» GOAL
The records that follow must be repeated verbatim, every one of them.

Records contained in a dataset:
>>>>

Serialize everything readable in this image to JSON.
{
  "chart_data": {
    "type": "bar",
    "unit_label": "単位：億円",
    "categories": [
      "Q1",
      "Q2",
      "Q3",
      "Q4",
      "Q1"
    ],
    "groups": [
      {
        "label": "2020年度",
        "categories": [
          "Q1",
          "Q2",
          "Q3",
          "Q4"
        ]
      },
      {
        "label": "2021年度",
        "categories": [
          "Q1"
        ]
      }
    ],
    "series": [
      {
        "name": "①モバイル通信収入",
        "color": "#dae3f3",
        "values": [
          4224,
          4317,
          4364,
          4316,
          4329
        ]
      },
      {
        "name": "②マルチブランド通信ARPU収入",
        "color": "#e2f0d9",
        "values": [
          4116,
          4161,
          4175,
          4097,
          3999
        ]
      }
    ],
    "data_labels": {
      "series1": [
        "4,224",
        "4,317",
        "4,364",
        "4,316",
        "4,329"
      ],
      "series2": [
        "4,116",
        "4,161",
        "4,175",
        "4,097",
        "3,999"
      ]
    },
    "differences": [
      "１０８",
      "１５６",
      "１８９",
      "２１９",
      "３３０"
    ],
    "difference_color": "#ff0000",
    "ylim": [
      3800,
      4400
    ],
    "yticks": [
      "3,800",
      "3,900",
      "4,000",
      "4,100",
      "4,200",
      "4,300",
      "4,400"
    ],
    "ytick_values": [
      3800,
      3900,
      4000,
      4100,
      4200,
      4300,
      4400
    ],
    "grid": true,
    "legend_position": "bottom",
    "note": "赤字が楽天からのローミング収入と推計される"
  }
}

<<<<

» ANSWER TO THIS TASK
Serialize everything readable in this image to JSON.
{
  "chart_data": {
    "type": "bar",
    "unit_label": "単位：億円",
    "categories": [
      "Q1",
      "Q2",
      "Q3",
      "Q4",
      "Q1"
    ],
    "groups": [
      {
        "label": "2020年度",
        "categories": [
          "Q1",
          "Q2",
          "Q3",
          "Q4"
        ]
      },
      {
        "label": "2021年度",
        "categories": [
          "Q1"
        ]
      }
    ],
    "series": [
      {
        "name": "①モバイル通信収入",
        "color": "#dae3f3",
        "values": [
          4224,
          4317,
          4364,
          4316,
          4329
        ]
      },
      {
        "name": "②マルチブランド通信ARPU収入",
        "color": "#e2f0d9",
        "values": [
          4116,
          4161,
          4175,
          4097,
          3999
        ]
      }
    ],
    "data_labels": {
      "series1": [
        "4,224",
        "4,317",
        "4,364",
        "4,316",
        "4,329"
      ],
      "series2": [
        "4,116",
        "4,161",
        "4,175",
        "4,097",
        "3,999"
      ]
    },
    "differences": [
      "１０８",
      "１５６",
      "１８９",
      "２１９",
      "３３０"
    ],
    "difference_color": "#ff0000",
    "ylim": [
      3800,
      4400
    ],
    "yticks": [
      "3,800",
      "3,900",
      "4,000",
      "4,100",
      "4,200",
      "4,300",
      "4,400"
    ],
    "ytick_values": [
      3800,
      3900,
      4000,
      4100,
      4200,
      4300,
      4400
    ],
    "grid": true,
    "legend_position": "bottom",
    "note": "赤字が楽天からのローミング収入と推計される"
  }
}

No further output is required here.